— Start of Entries supplied —
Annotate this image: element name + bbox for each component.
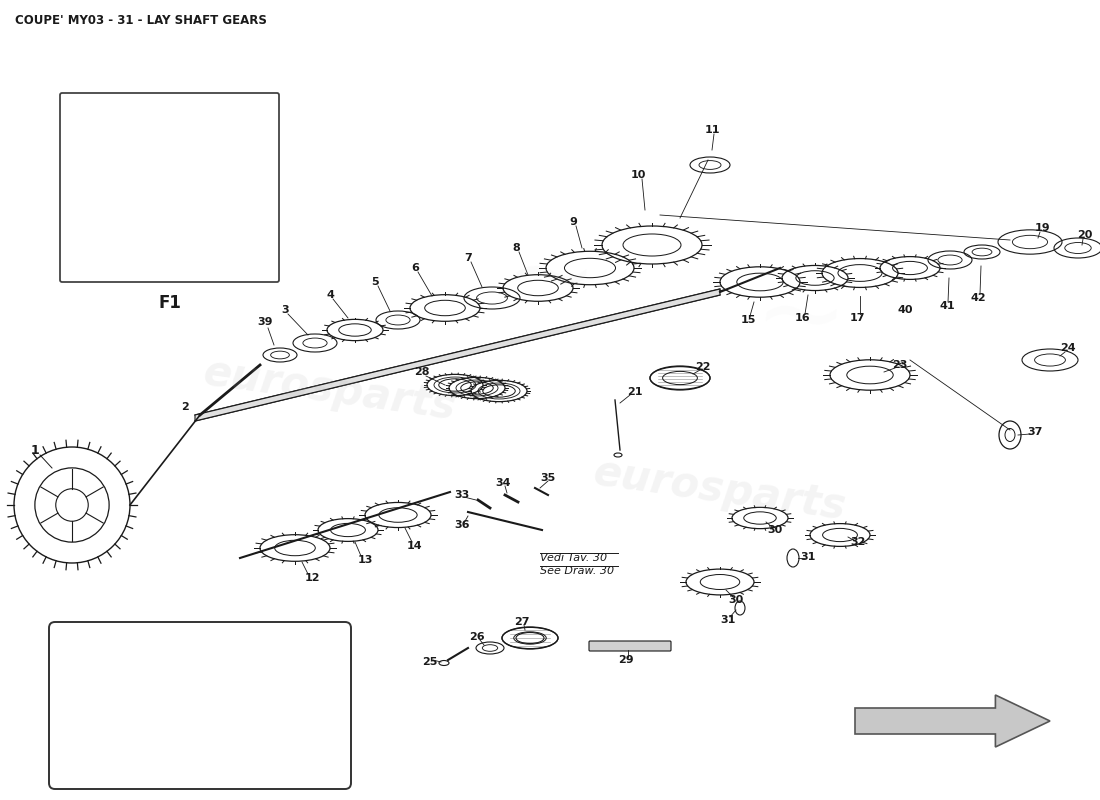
Text: 2: 2 [182,402,189,412]
Text: 24: 24 [1060,343,1076,353]
Text: 14: 14 [407,541,422,551]
Text: 17: 17 [849,313,865,323]
Text: eurosparts: eurosparts [201,351,459,429]
Polygon shape [855,695,1050,747]
Text: 7: 7 [464,253,472,263]
FancyBboxPatch shape [60,93,279,282]
Text: 29: 29 [618,655,634,665]
Text: N.B.: i particolari pos. 36 e 37
sono compresi rispettivamente
nelle pos. 28 e 2: N.B.: i particolari pos. 36 e 37 sono co… [104,646,295,686]
Text: 36: 36 [454,520,470,530]
Text: 23: 23 [892,360,907,370]
Text: ~: ~ [749,262,851,378]
Text: 4: 4 [326,290,334,300]
Text: 28: 28 [415,367,430,377]
Text: 41: 41 [939,301,955,311]
Text: NOTE: parts pos. 36 and 37 are
respectively also included
in parts pos. 28 and 2: NOTE: parts pos. 36 and 37 are respectiv… [118,710,282,750]
Text: 9: 9 [569,217,576,227]
Text: 40: 40 [898,305,913,315]
Text: 39: 39 [257,317,273,327]
Text: 30: 30 [728,595,744,605]
Text: 33: 33 [454,490,470,500]
Text: 30: 30 [768,525,782,535]
Text: 15: 15 [740,315,756,325]
Text: 37: 37 [1027,427,1043,437]
Text: 11: 11 [704,125,719,135]
Text: 31: 31 [720,615,736,625]
Text: 31: 31 [801,552,816,562]
Text: 18: 18 [112,210,126,220]
Text: 19: 19 [1035,223,1050,233]
Text: 22: 22 [695,362,711,372]
Text: ~: ~ [499,222,601,338]
Polygon shape [195,289,720,421]
Text: 16: 16 [794,313,810,323]
Text: 34: 34 [495,478,510,488]
Text: 35: 35 [540,473,556,483]
Text: 27: 27 [515,617,530,627]
Text: 1: 1 [31,443,40,457]
FancyBboxPatch shape [588,641,671,651]
Text: Vedi Tav. 30: Vedi Tav. 30 [540,553,607,563]
Text: 10: 10 [630,170,646,180]
Text: 25: 25 [422,657,438,667]
Text: 38: 38 [205,202,220,212]
Text: COUPE' MY03 - 31 - LAY SHAFT GEARS: COUPE' MY03 - 31 - LAY SHAFT GEARS [15,14,267,27]
Text: 21: 21 [627,387,642,397]
Text: 42: 42 [970,293,986,303]
Text: See Draw. 30: See Draw. 30 [540,566,614,576]
Text: 12: 12 [305,573,320,583]
Text: 13: 13 [358,555,373,565]
Text: 5: 5 [371,277,378,287]
FancyBboxPatch shape [50,622,351,789]
Text: 6: 6 [411,263,419,273]
Text: 8: 8 [513,243,520,253]
Text: 20: 20 [1077,230,1092,240]
Text: eurosparts: eurosparts [591,451,849,529]
Text: 32: 32 [850,537,866,547]
Text: F1: F1 [158,294,180,312]
Text: 3: 3 [282,305,289,315]
Text: 26: 26 [470,632,485,642]
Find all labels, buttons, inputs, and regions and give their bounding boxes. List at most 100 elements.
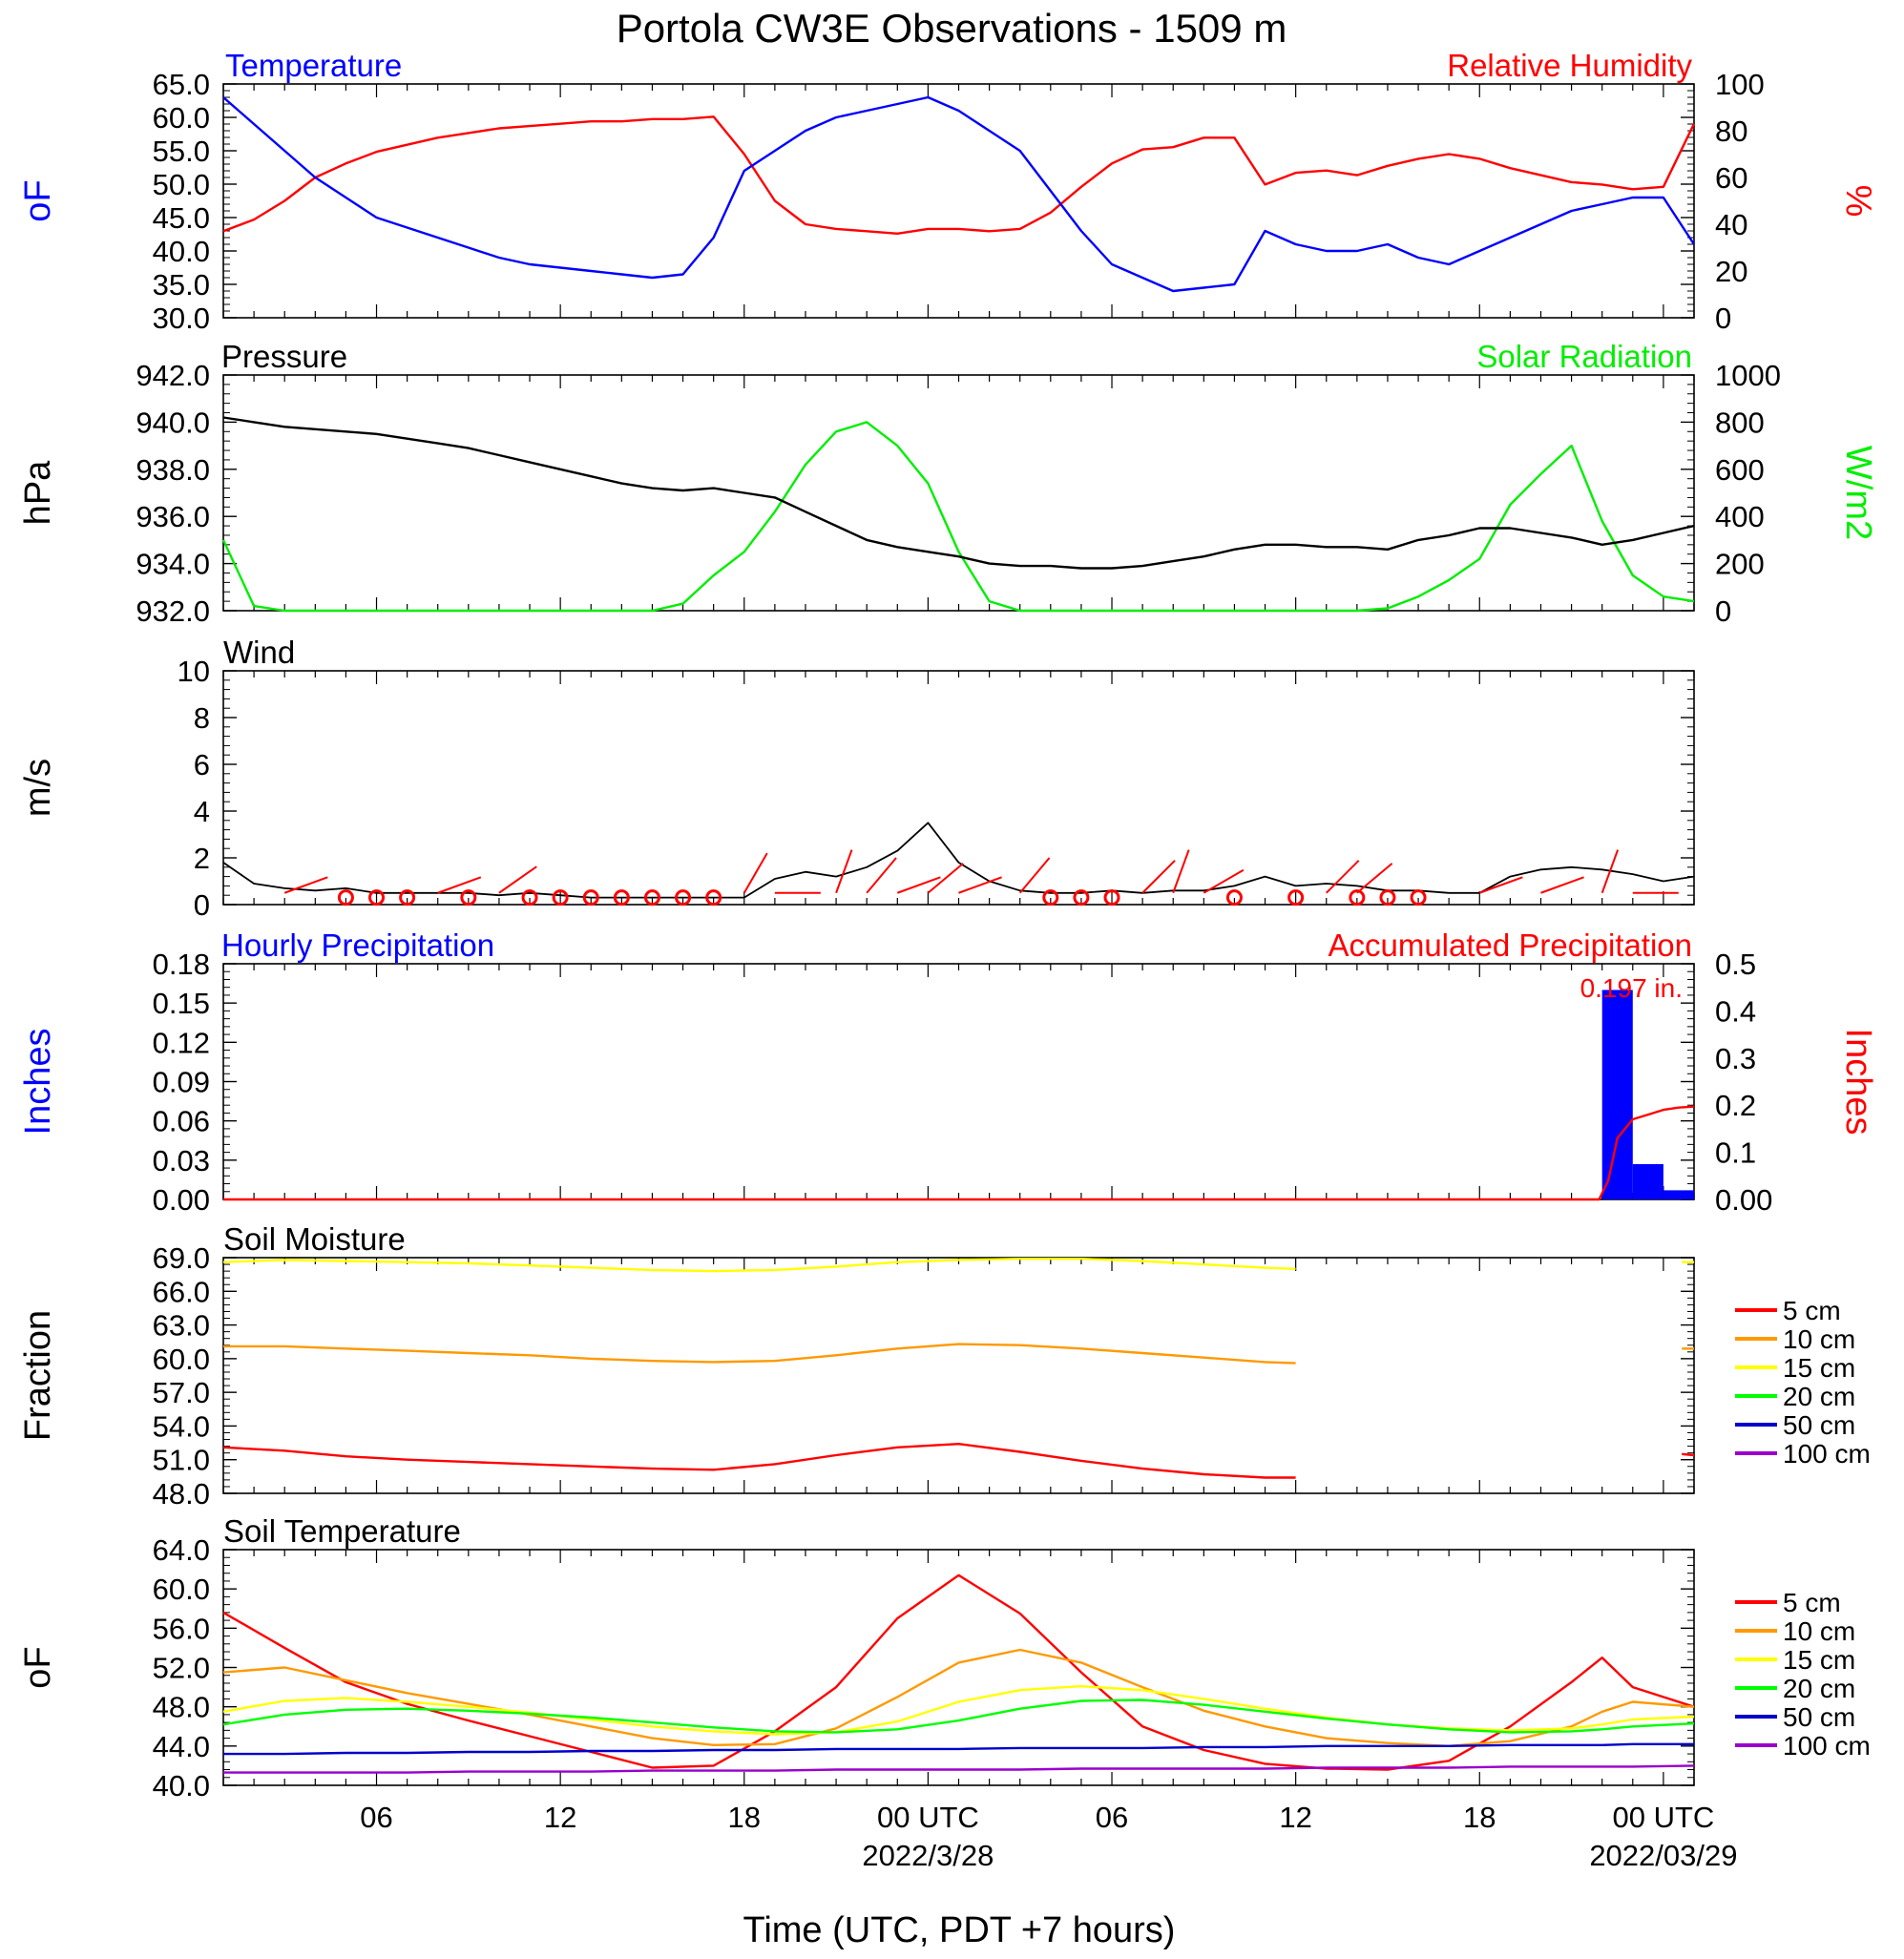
x-tick-label: 06 [1096, 1801, 1128, 1834]
y-tick-label: 54.0 [153, 1409, 210, 1443]
calm-wind-circle [1042, 889, 1059, 907]
legend-label-5cm: 5 cm [1783, 1296, 1841, 1325]
y-tick-label: 0.00 [153, 1183, 210, 1217]
y-tick-label: 64.0 [153, 1533, 210, 1567]
wind-barb [958, 876, 1002, 894]
series-soil-moisture-10cm [223, 1343, 1296, 1365]
legend-label-15cm: 15 cm [1783, 1645, 1855, 1675]
calm-wind-circle [1349, 889, 1366, 907]
wind-barb [1141, 860, 1176, 894]
x-tick-label: 06 [360, 1801, 392, 1834]
y-tick-label: 40.0 [153, 1769, 210, 1803]
wind-barb [283, 876, 328, 894]
y-tick-label: 940.0 [136, 406, 210, 439]
series-solar-radiation [221, 421, 1695, 613]
y-tick-label: 8 [194, 701, 210, 735]
plot-frame [222, 83, 1695, 319]
calm-wind-circle [613, 889, 630, 907]
plot-frame [222, 670, 1695, 906]
x-tick-label: 12 [1279, 1801, 1311, 1834]
y-tick-label: 2 [194, 842, 210, 875]
legend-label-10cm: 10 cm [1783, 1616, 1855, 1646]
x-axis-label: Time (UTC, PDT +7 hours) [743, 1910, 1176, 1950]
calm-wind-circle [1287, 889, 1305, 907]
calm-wind-circle [521, 889, 538, 907]
calm-wind-circle [460, 889, 477, 907]
y-tick-label: 48.0 [153, 1477, 210, 1511]
y-tick-label: 0.12 [153, 1026, 210, 1059]
calm-wind-circle [1103, 889, 1120, 907]
legend-label-50cm: 50 cm [1783, 1702, 1855, 1732]
series-relative-humidity [222, 115, 1696, 236]
y-tick-label: 0.03 [153, 1144, 210, 1177]
precip-bar [1632, 1163, 1663, 1199]
y-right-tick-label: 40 [1715, 208, 1747, 241]
y-axis-label-right: W/m2 [1838, 446, 1878, 540]
y-right-tick-label: 200 [1715, 548, 1765, 581]
plot-frame [222, 963, 1695, 1200]
calm-wind-circle [552, 889, 569, 907]
panel-title-right: Solar Radiation [1476, 339, 1692, 374]
x-tick-label: 18 [1463, 1801, 1496, 1834]
calm-wind-circle [368, 889, 386, 907]
panel-soil-temp: 40.0 44.0 48.0 52.0 56.0 60.0 64.0 Soil Tempera… [18, 1513, 1871, 1803]
y-tick-label: 57.0 [153, 1376, 210, 1409]
y-tick-label: 938.0 [136, 453, 210, 487]
plot-frame [222, 1257, 1695, 1494]
series-soil-temp-100cm [223, 1764, 1695, 1774]
y-axis-label-left: oF [18, 1646, 58, 1688]
legend-label-5cm: 5 cm [1783, 1588, 1841, 1617]
y-tick-label: 60.0 [153, 1573, 210, 1606]
wind-barb [1172, 849, 1190, 894]
y-right-tick-label: 0.5 [1715, 948, 1756, 981]
legend-label-10cm: 10 cm [1783, 1324, 1855, 1354]
wind-barb [1356, 863, 1393, 894]
y-tick-label: 0.18 [153, 948, 210, 981]
wind-barb [866, 857, 897, 894]
y-axis-label-right: Inches [1838, 1029, 1878, 1136]
y-tick-label: 60.0 [153, 1343, 210, 1376]
y-right-tick-label: 0.00 [1715, 1183, 1772, 1217]
y-axis-label-left: Fraction [18, 1310, 58, 1441]
y-right-tick-label: 20 [1715, 255, 1747, 288]
legend-label-100cm: 100 cm [1783, 1439, 1871, 1469]
wind-barb [1478, 876, 1523, 894]
y-right-tick-label: 600 [1715, 453, 1765, 487]
calm-wind-circle [643, 889, 660, 907]
x-axis: 06 12 18 00 UTC 06 12 18 00 UTC 2022/3/28 2022/03… [360, 1801, 1737, 1872]
series-soil-moisture-15cm [222, 1257, 1296, 1273]
legend-label-100cm: 100 cm [1783, 1731, 1871, 1761]
y-tick-label: 69.0 [153, 1241, 210, 1275]
y-tick-label: 4 [194, 795, 210, 828]
y-tick-label: 932.0 [136, 594, 210, 628]
y-tick-label: 50.0 [153, 168, 210, 201]
y-tick-label: 40.0 [153, 235, 210, 268]
wind-barb [498, 865, 537, 894]
panel-title-right: Accumulated Precipitation [1328, 927, 1692, 963]
x-date-label: 2022/03/29 [1589, 1839, 1737, 1872]
y-tick-label: 6 [194, 748, 210, 782]
y-tick-label: 48.0 [153, 1691, 210, 1724]
calm-wind-circle [1410, 889, 1427, 907]
series-soil-temp-15cm [222, 1684, 1695, 1736]
calm-wind-circle [582, 889, 599, 907]
series-wind-speed [222, 822, 1695, 899]
legend-label-15cm: 15 cm [1783, 1353, 1855, 1383]
precip-bar [1601, 990, 1633, 1199]
wind-barb [437, 876, 482, 894]
calm-wind-circle [675, 889, 692, 907]
y-tick-label: 63.0 [153, 1309, 210, 1343]
x-tick-label: 12 [544, 1801, 576, 1834]
panel-soil-moisture: 48.051.054.057.060.063.066.069.0 Soil Moi… [18, 1221, 1871, 1511]
panel-precip: 0.00 0.03 0.06 0.09 0.12 0.15 0.18 0.00 0.1 0.2 0.… [18, 927, 1878, 1217]
wind-barb [896, 876, 941, 894]
calm-wind-circle [1073, 889, 1090, 907]
legend-label-50cm: 50 cm [1783, 1410, 1855, 1440]
wind-barb [835, 849, 853, 894]
y-tick-label: 934.0 [136, 548, 210, 581]
y-right-tick-label: 0 [1715, 594, 1731, 628]
series-soil-temp-50cm [223, 1742, 1694, 1756]
panel-title-left: Soil Moisture [223, 1221, 406, 1257]
y-tick-label: 60.0 [153, 101, 210, 135]
figure-title: Portola CW3E Observations - 1509 m [617, 6, 1287, 51]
— End of Entries supplied —
## Exercise
In everything from the line containing "x-tick-label: 06 [1096, 1801, 1128, 1834]" down to the line containing "series-soil-moisture-10cm [223, 1343, 1296, 1365]", rename "y-tick-label" to "y-axis-label". Reproduce those lines with no other change.

## Written answer
x-tick-label: 06 [1096, 1801, 1128, 1834]
y-axis-label: 54.0 [153, 1409, 210, 1443]
calm-wind-circle [1042, 889, 1059, 907]
legend-label-5cm: 5 cm [1783, 1296, 1841, 1325]
y-axis-label: 0.00 [153, 1183, 210, 1217]
y-axis-label: 64.0 [153, 1533, 210, 1567]
wind-barb [958, 876, 1002, 894]
series-soil-moisture-10cm [223, 1343, 1296, 1365]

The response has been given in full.